## DATA TO PROCESS
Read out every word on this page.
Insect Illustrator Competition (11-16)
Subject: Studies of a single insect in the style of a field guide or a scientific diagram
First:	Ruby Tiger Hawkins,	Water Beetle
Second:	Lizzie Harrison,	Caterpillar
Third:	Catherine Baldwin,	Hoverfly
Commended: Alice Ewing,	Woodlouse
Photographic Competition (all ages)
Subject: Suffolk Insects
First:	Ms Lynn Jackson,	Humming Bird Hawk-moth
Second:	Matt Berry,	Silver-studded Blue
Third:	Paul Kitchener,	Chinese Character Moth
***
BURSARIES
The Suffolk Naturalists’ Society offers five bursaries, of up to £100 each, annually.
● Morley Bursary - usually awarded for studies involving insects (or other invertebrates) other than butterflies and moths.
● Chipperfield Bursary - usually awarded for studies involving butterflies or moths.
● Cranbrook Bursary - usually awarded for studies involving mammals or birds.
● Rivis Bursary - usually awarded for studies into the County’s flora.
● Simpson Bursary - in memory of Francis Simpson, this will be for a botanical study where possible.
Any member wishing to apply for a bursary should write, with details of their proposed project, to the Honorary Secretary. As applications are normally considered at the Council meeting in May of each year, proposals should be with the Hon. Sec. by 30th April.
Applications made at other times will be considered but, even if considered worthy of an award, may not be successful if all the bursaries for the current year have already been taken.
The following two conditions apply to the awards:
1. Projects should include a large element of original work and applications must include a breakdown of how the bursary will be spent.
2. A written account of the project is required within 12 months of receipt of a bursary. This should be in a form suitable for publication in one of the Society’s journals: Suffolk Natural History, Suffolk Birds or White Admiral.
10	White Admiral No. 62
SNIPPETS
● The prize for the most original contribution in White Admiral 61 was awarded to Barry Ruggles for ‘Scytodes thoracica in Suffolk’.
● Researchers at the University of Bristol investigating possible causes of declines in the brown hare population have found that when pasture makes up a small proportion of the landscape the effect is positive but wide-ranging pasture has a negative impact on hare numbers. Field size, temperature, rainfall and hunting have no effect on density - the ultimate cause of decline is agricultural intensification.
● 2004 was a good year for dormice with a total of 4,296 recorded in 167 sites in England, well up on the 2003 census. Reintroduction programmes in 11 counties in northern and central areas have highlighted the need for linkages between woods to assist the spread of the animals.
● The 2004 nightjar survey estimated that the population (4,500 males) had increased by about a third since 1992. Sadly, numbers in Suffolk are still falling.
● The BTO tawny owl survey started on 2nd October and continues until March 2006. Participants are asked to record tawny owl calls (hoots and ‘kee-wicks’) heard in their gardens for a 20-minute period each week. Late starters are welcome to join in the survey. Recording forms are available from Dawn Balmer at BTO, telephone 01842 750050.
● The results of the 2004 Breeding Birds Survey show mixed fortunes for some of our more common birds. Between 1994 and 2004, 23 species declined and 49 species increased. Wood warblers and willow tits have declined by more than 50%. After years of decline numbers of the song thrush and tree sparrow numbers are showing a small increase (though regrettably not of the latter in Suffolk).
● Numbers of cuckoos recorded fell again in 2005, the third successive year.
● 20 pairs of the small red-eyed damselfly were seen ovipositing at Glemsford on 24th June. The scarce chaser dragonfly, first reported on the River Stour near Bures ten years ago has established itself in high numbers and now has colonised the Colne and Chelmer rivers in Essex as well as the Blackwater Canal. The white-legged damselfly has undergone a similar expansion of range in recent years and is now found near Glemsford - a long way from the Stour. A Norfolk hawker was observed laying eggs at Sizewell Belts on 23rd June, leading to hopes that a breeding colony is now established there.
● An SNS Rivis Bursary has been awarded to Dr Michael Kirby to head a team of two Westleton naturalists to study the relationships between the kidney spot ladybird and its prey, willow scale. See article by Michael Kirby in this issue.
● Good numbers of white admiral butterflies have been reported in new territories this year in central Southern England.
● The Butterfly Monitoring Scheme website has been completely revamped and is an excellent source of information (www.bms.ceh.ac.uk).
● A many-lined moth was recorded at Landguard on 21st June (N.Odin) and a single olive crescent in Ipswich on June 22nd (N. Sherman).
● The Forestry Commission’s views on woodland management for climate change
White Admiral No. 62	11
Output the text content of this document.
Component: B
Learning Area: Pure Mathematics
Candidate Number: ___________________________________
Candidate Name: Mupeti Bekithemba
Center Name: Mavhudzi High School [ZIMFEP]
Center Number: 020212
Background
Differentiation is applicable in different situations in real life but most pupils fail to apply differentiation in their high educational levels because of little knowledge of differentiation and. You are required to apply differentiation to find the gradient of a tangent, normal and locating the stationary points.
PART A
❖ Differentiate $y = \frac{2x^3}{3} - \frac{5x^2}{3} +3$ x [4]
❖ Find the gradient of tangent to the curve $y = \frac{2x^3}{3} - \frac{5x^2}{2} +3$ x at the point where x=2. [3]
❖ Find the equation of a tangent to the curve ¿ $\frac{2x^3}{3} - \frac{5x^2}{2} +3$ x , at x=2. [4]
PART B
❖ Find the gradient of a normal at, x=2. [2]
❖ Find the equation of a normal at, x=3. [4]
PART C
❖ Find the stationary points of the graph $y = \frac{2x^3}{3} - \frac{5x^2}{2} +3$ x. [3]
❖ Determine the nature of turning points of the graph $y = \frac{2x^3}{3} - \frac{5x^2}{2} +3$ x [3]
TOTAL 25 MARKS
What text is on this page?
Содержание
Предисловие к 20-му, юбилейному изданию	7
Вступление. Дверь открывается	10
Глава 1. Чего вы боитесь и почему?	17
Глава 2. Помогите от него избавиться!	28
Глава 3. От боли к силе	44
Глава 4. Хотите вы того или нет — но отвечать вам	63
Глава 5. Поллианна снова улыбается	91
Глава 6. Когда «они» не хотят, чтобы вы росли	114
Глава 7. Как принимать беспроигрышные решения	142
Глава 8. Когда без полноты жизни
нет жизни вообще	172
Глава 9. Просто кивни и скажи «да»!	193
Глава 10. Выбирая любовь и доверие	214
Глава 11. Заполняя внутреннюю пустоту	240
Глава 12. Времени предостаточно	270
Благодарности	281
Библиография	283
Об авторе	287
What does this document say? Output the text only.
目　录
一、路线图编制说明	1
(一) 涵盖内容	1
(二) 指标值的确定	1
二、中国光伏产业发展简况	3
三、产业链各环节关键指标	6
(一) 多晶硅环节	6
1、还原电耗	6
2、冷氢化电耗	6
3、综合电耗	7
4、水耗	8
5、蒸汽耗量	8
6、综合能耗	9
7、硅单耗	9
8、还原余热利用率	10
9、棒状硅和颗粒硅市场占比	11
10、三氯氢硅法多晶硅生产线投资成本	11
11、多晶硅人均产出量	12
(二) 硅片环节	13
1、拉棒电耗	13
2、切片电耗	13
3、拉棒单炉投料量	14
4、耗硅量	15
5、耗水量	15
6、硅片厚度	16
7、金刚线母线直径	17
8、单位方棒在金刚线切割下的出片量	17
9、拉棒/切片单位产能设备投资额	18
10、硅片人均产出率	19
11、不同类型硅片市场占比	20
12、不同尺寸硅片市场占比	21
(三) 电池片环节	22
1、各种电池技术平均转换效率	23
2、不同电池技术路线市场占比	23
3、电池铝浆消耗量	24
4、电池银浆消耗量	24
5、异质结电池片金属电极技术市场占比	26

## TASK TO CARRY OUT
Copy out each line of the listing that holds "points".

## ANSWER BELOW
Differentiation is applicable in different situations in real life but most pupils fail to apply differentiation in their high educational levels because of little knowledge of differentiation and. You are required to apply differentiation to find the gradient of a tangent, normal and locating the stationary points.
❖ Find the stationary points of the graph $y = \frac{2x^3}{3} - \frac{5x^2}{2} +3$ x. [3]
❖ Determine the nature of turning points of the graph $y = \frac{2x^3}{3} - \frac{5x^2}{2} +3$ x [3]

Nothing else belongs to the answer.